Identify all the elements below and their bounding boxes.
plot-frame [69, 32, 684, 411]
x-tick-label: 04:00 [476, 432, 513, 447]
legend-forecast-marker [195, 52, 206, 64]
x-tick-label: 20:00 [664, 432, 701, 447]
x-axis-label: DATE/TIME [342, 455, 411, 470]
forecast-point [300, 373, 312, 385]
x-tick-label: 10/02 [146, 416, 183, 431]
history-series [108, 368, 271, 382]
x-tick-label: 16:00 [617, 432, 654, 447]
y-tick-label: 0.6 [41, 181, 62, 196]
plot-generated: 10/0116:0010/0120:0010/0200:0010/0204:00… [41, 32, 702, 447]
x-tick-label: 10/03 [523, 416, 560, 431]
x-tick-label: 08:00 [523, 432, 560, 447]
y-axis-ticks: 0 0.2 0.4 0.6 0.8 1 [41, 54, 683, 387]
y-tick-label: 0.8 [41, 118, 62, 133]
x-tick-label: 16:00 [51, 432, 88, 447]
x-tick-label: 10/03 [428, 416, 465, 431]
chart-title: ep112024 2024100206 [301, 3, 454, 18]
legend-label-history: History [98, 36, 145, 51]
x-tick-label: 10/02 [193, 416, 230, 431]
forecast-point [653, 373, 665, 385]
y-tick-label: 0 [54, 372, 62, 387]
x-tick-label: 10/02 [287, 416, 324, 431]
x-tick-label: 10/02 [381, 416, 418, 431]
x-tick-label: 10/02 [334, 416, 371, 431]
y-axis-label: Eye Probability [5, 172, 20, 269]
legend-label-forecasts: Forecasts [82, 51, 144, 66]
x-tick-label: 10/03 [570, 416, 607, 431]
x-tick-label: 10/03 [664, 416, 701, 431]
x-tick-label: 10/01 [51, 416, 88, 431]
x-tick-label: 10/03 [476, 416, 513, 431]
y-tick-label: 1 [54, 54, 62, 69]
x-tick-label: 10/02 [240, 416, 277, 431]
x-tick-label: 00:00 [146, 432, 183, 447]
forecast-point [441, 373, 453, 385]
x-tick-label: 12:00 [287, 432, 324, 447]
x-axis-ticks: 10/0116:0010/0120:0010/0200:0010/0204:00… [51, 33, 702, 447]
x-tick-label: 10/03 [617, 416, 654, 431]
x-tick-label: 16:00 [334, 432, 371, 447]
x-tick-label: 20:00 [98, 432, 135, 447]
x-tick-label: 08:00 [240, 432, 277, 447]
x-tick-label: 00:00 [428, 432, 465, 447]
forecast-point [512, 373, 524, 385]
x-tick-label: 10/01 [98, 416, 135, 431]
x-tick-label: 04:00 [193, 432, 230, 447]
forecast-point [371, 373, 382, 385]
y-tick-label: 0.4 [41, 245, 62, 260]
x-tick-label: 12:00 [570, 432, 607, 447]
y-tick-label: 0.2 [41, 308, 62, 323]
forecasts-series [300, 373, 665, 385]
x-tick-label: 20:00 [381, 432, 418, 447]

**EXERCISE DIRECTIONS**
Write out every line of the rows above exactly, keeping each one unchanged and in the same order.

**COMPLETED EXERCISE**
Identify all the elements below and their bounding boxes.
plot-frame [69, 32, 684, 411]
x-tick-label: 04:00 [476, 432, 513, 447]
legend-forecast-marker [195, 52, 206, 64]
x-tick-label: 20:00 [664, 432, 701, 447]
x-axis-label: DATE/TIME [342, 455, 411, 470]
forecast-point [300, 373, 312, 385]
x-tick-label: 10/02 [146, 416, 183, 431]
history-series [108, 368, 271, 382]
x-tick-label: 16:00 [617, 432, 654, 447]
y-tick-label: 0.6 [41, 181, 62, 196]
plot-generated: 10/0116:0010/0120:0010/0200:0010/0204:00… [41, 32, 702, 447]
x-tick-label: 10/03 [523, 416, 560, 431]
x-tick-label: 08:00 [523, 432, 560, 447]
y-axis-ticks: 0 0.2 0.4 0.6 0.8 1 [41, 54, 683, 387]
y-tick-label: 0.8 [41, 118, 62, 133]
x-tick-label: 16:00 [51, 432, 88, 447]
x-tick-label: 10/03 [428, 416, 465, 431]
chart-title: ep112024 2024100206 [301, 3, 454, 18]
legend-label-history: History [98, 36, 145, 51]
x-tick-label: 10/02 [193, 416, 230, 431]
forecast-point [653, 373, 665, 385]
y-tick-label: 0 [54, 372, 62, 387]
x-tick-label: 10/02 [287, 416, 324, 431]
x-tick-label: 10/02 [381, 416, 418, 431]
x-tick-label: 10/02 [334, 416, 371, 431]
y-axis-label: Eye Probability [5, 172, 20, 269]
legend-label-forecasts: Forecasts [82, 51, 144, 66]
x-tick-label: 10/03 [570, 416, 607, 431]
x-tick-label: 10/03 [664, 416, 701, 431]
x-tick-label: 10/01 [51, 416, 88, 431]
x-tick-label: 10/03 [476, 416, 513, 431]
y-tick-label: 1 [54, 54, 62, 69]
x-tick-label: 10/02 [240, 416, 277, 431]
x-tick-label: 00:00 [146, 432, 183, 447]
forecast-point [441, 373, 453, 385]
x-tick-label: 12:00 [287, 432, 324, 447]
x-axis-ticks: 10/0116:0010/0120:0010/0200:0010/0204:00… [51, 33, 702, 447]
x-tick-label: 10/03 [617, 416, 654, 431]
x-tick-label: 16:00 [334, 432, 371, 447]
x-tick-label: 20:00 [98, 432, 135, 447]
x-tick-label: 08:00 [240, 432, 277, 447]
x-tick-label: 00:00 [428, 432, 465, 447]
forecast-point [512, 373, 524, 385]
x-tick-label: 10/01 [98, 416, 135, 431]
x-tick-label: 04:00 [193, 432, 230, 447]
forecast-point [371, 373, 382, 385]
y-tick-label: 0.4 [41, 245, 62, 260]
x-tick-label: 12:00 [570, 432, 607, 447]
y-tick-label: 0.2 [41, 308, 62, 323]
forecasts-series [300, 373, 665, 385]
x-tick-label: 20:00 [381, 432, 418, 447]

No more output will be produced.